* [STATED EXERCISE] Locate all lines in the data below that hold "close" and show them.

Start

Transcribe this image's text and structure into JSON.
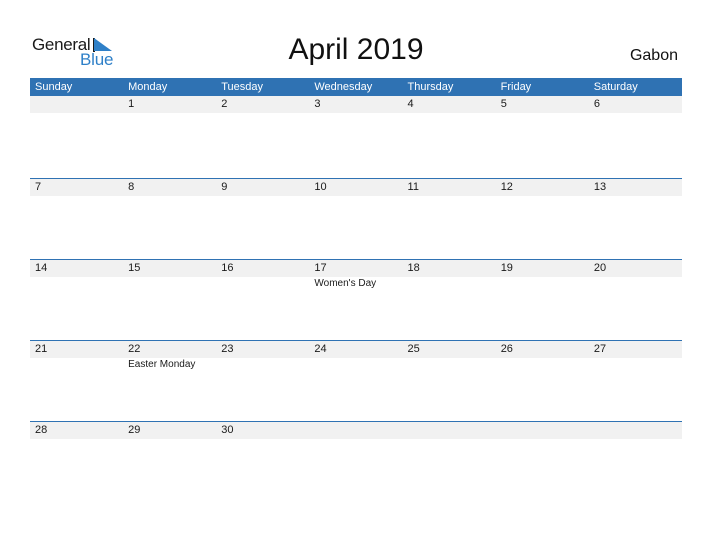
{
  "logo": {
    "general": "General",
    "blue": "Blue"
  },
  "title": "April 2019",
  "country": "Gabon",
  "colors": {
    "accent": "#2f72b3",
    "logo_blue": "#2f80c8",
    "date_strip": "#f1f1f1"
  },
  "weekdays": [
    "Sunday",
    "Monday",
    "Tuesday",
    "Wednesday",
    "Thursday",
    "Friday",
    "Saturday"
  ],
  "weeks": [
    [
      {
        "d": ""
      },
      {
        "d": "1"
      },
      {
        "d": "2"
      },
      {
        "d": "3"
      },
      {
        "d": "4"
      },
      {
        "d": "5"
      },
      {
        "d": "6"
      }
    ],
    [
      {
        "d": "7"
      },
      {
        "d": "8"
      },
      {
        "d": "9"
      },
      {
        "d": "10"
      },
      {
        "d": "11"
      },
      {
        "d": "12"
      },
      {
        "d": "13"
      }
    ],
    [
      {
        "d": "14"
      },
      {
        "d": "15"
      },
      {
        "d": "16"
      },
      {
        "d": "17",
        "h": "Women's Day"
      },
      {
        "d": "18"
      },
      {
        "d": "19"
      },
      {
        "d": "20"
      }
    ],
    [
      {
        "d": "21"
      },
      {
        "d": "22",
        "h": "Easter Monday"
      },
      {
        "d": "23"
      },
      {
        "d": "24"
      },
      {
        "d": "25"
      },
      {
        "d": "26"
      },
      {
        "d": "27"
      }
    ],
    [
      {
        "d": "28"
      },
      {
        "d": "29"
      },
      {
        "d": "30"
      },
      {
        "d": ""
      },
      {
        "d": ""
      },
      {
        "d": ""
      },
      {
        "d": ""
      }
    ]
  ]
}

End
Start

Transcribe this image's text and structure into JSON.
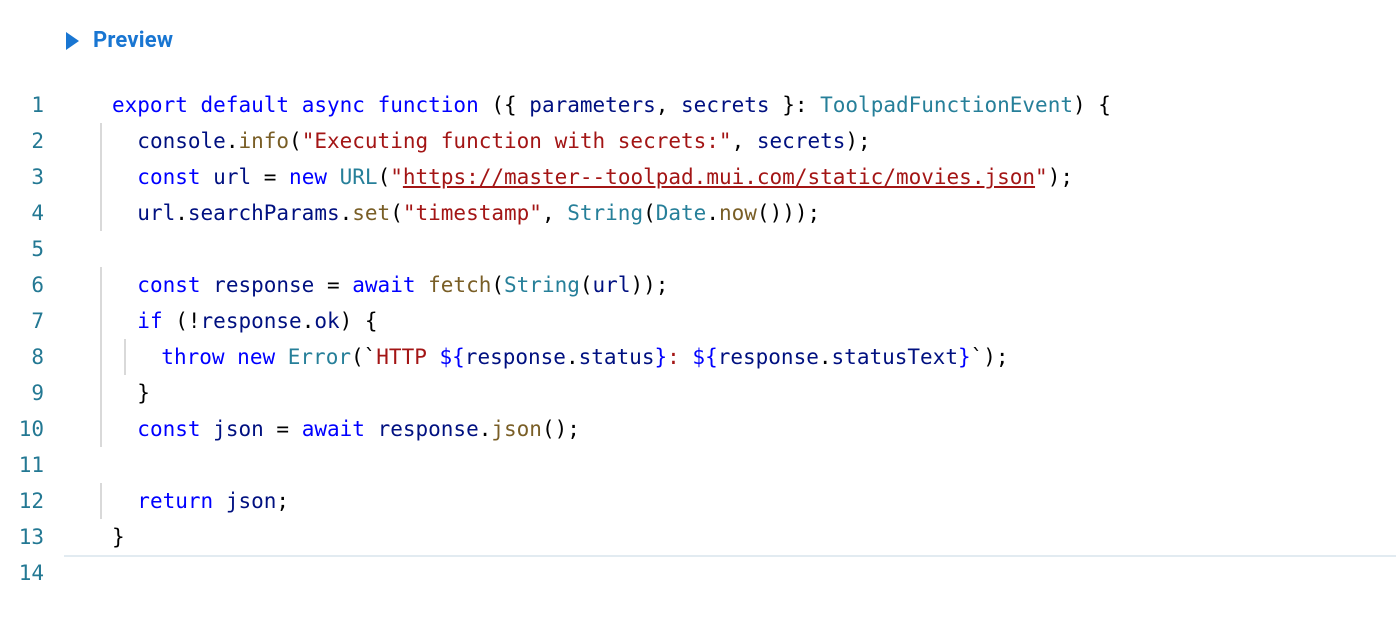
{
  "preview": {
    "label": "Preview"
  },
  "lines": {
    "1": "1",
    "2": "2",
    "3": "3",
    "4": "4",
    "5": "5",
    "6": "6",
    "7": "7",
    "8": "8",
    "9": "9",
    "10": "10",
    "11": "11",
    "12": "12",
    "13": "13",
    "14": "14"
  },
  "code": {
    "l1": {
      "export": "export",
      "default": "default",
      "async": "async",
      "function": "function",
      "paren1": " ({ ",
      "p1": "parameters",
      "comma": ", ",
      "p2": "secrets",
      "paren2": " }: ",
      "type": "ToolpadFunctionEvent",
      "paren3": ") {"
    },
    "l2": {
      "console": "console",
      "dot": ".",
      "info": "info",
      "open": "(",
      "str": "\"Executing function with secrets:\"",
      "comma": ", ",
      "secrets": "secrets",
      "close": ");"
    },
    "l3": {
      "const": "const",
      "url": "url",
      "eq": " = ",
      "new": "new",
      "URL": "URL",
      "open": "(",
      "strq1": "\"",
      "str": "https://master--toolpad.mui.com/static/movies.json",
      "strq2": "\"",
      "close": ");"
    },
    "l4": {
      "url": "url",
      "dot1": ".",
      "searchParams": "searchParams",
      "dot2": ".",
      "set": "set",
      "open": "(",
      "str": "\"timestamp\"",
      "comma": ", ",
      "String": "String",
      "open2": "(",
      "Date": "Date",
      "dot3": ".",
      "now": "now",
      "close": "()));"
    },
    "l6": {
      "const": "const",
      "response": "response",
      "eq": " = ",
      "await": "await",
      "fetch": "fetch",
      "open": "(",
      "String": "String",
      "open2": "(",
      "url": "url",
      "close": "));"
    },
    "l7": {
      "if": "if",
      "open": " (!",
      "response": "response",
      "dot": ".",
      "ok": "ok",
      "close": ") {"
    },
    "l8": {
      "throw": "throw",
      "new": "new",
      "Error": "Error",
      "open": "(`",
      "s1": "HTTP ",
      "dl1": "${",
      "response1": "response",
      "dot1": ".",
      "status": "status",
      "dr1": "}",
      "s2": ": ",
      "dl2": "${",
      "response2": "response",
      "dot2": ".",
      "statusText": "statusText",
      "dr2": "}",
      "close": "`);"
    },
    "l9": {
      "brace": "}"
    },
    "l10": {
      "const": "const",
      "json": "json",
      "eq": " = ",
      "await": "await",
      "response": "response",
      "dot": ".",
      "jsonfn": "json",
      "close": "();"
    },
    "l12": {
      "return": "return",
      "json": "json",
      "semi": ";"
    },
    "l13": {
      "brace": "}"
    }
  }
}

End

* [RESPONSE TO THIS TASK]
      "close": ");"
      "close": ");"
      "close": "()));"
      "close": "));"
      "close": ") {"
      "close": "`);"
      "close": "();"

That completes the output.